| DATASET CONTENT |
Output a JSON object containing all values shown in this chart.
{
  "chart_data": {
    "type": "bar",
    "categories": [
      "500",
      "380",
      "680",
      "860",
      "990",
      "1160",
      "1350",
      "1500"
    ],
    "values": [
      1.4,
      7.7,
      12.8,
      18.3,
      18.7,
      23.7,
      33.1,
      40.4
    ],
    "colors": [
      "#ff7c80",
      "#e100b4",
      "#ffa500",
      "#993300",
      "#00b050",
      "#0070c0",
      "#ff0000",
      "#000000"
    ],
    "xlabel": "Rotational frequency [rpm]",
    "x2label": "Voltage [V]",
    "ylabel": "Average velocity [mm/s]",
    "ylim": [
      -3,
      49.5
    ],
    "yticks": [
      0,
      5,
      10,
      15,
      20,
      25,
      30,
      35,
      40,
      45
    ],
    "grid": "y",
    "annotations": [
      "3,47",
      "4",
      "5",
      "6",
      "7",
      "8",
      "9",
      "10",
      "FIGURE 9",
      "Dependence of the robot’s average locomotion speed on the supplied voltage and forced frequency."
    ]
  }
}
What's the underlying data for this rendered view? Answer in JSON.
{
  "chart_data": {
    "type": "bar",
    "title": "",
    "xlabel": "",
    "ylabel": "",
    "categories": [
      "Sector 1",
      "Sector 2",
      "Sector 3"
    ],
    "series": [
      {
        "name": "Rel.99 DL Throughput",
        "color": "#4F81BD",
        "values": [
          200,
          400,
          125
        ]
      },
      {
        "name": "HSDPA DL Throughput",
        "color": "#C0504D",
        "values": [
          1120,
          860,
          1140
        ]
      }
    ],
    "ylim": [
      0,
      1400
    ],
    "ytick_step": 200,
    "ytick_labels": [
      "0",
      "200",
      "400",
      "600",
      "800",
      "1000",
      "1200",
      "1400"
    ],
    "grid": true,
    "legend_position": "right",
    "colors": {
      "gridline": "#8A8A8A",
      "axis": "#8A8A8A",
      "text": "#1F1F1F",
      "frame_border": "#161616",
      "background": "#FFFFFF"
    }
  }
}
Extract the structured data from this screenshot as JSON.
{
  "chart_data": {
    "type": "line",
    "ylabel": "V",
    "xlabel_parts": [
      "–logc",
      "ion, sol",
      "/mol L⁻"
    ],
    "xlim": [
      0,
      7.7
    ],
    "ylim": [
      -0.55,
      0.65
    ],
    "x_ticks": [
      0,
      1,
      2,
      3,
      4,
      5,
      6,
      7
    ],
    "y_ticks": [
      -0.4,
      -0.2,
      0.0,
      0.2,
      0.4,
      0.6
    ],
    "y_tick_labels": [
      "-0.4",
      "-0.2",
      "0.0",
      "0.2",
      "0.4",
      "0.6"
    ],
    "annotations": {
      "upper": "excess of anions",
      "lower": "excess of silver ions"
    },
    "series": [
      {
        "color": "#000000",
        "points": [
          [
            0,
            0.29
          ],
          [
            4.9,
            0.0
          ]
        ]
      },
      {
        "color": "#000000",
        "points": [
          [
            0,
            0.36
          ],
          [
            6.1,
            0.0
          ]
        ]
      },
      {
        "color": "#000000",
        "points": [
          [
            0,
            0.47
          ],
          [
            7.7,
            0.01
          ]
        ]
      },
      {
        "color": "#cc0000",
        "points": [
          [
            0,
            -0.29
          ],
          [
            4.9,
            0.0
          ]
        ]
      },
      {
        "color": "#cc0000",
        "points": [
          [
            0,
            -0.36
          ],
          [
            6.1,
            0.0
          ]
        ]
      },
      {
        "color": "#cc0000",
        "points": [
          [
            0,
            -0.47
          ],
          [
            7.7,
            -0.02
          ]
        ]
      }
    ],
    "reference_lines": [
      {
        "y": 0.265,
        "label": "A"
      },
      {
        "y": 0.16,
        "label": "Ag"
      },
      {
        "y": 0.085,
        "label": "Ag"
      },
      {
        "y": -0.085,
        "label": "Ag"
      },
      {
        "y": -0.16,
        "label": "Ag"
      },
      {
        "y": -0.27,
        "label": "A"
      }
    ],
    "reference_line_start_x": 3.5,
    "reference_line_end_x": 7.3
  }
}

| INSTRUCTION |
Write down all the entries again without a single difference.

| EXERCISE SOLUTION |
Output a JSON object containing all values shown in this chart.
{
  "chart_data": {
    "type": "bar",
    "categories": [
      "500",
      "380",
      "680",
      "860",
      "990",
      "1160",
      "1350",
      "1500"
    ],
    "values": [
      1.4,
      7.7,
      12.8,
      18.3,
      18.7,
      23.7,
      33.1,
      40.4
    ],
    "colors": [
      "#ff7c80",
      "#e100b4",
      "#ffa500",
      "#993300",
      "#00b050",
      "#0070c0",
      "#ff0000",
      "#000000"
    ],
    "xlabel": "Rotational frequency [rpm]",
    "x2label": "Voltage [V]",
    "ylabel": "Average velocity [mm/s]",
    "ylim": [
      -3,
      49.5
    ],
    "yticks": [
      0,
      5,
      10,
      15,
      20,
      25,
      30,
      35,
      40,
      45
    ],
    "grid": "y",
    "annotations": [
      "3,47",
      "4",
      "5",
      "6",
      "7",
      "8",
      "9",
      "10",
      "FIGURE 9",
      "Dependence of the robot’s average locomotion speed on the supplied voltage and forced frequency."
    ]
  }
}
What's the underlying data for this rendered view? Answer in JSON.
{
  "chart_data": {
    "type": "bar",
    "title": "",
    "xlabel": "",
    "ylabel": "",
    "categories": [
      "Sector 1",
      "Sector 2",
      "Sector 3"
    ],
    "series": [
      {
        "name": "Rel.99 DL Throughput",
        "color": "#4F81BD",
        "values": [
          200,
          400,
          125
        ]
      },
      {
        "name": "HSDPA DL Throughput",
        "color": "#C0504D",
        "values": [
          1120,
          860,
          1140
        ]
      }
    ],
    "ylim": [
      0,
      1400
    ],
    "ytick_step": 200,
    "ytick_labels": [
      "0",
      "200",
      "400",
      "600",
      "800",
      "1000",
      "1200",
      "1400"
    ],
    "grid": true,
    "legend_position": "right",
    "colors": {
      "gridline": "#8A8A8A",
      "axis": "#8A8A8A",
      "text": "#1F1F1F",
      "frame_border": "#161616",
      "background": "#FFFFFF"
    }
  }
}
Extract the structured data from this screenshot as JSON.
{
  "chart_data": {
    "type": "line",
    "ylabel": "V",
    "xlabel_parts": [
      "–logc",
      "ion, sol",
      "/mol L⁻"
    ],
    "xlim": [
      0,
      7.7
    ],
    "ylim": [
      -0.55,
      0.65
    ],
    "x_ticks": [
      0,
      1,
      2,
      3,
      4,
      5,
      6,
      7
    ],
    "y_ticks": [
      -0.4,
      -0.2,
      0.0,
      0.2,
      0.4,
      0.6
    ],
    "y_tick_labels": [
      "-0.4",
      "-0.2",
      "0.0",
      "0.2",
      "0.4",
      "0.6"
    ],
    "annotations": {
      "upper": "excess of anions",
      "lower": "excess of silver ions"
    },
    "series": [
      {
        "color": "#000000",
        "points": [
          [
            0,
            0.29
          ],
          [
            4.9,
            0.0
          ]
        ]
      },
      {
        "color": "#000000",
        "points": [
          [
            0,
            0.36
          ],
          [
            6.1,
            0.0
          ]
        ]
      },
      {
        "color": "#000000",
        "points": [
          [
            0,
            0.47
          ],
          [
            7.7,
            0.01
          ]
        ]
      },
      {
        "color": "#cc0000",
        "points": [
          [
            0,
            -0.29
          ],
          [
            4.9,
            0.0
          ]
        ]
      },
      {
        "color": "#cc0000",
        "points": [
          [
            0,
            -0.36
          ],
          [
            6.1,
            0.0
          ]
        ]
      },
      {
        "color": "#cc0000",
        "points": [
          [
            0,
            -0.47
          ],
          [
            7.7,
            -0.02
          ]
        ]
      }
    ],
    "reference_lines": [
      {
        "y": 0.265,
        "label": "A"
      },
      {
        "y": 0.16,
        "label": "Ag"
      },
      {
        "y": 0.085,
        "label": "Ag"
      },
      {
        "y": -0.085,
        "label": "Ag"
      },
      {
        "y": -0.16,
        "label": "Ag"
      },
      {
        "y": -0.27,
        "label": "A"
      }
    ],
    "reference_line_start_x": 3.5,
    "reference_line_end_x": 7.3
  }
}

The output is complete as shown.